• [Problem to solve]
Wherever a line in the data below holds "curve", copy that line.

━━━ Listed entries ━━━

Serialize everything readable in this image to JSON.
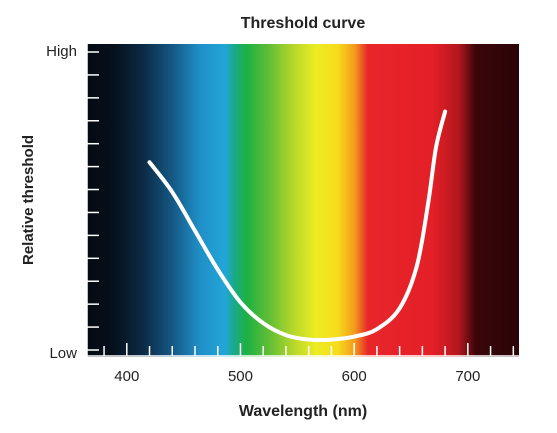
{
  "chart_data": {
    "type": "line",
    "title": "Threshold curve",
    "xlabel": "Wavelength (nm)",
    "ylabel": "Relative threshold",
    "xlim": [
      365,
      745
    ],
    "ylim": [
      0,
      1
    ],
    "x_ticks": [
      400,
      500,
      600,
      700
    ],
    "y_tick_labels": {
      "high": "High",
      "low": "Low"
    },
    "grid": false,
    "background": "visible-spectrum gradient",
    "series": [
      {
        "values": [
          {
            "x": 420,
            "y": 0.63
          },
          {
            "x": 440,
            "y": 0.53
          },
          {
            "x": 460,
            "y": 0.4
          },
          {
            "x": 480,
            "y": 0.27
          },
          {
            "x": 500,
            "y": 0.16
          },
          {
            "x": 520,
            "y": 0.09
          },
          {
            "x": 540,
            "y": 0.05
          },
          {
            "x": 560,
            "y": 0.035
          },
          {
            "x": 580,
            "y": 0.035
          },
          {
            "x": 600,
            "y": 0.045
          },
          {
            "x": 620,
            "y": 0.07
          },
          {
            "x": 640,
            "y": 0.14
          },
          {
            "x": 655,
            "y": 0.28
          },
          {
            "x": 665,
            "y": 0.49
          },
          {
            "x": 672,
            "y": 0.68
          },
          {
            "x": 680,
            "y": 0.8
          }
        ]
      }
    ]
  },
  "colors": {
    "curve": "#ffffff",
    "axis": "#ffffff",
    "text": "#222222"
  }
}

━━━

• [Response for this exercise]
    "title": "Threshold curve",
    "curve": "#ffffff",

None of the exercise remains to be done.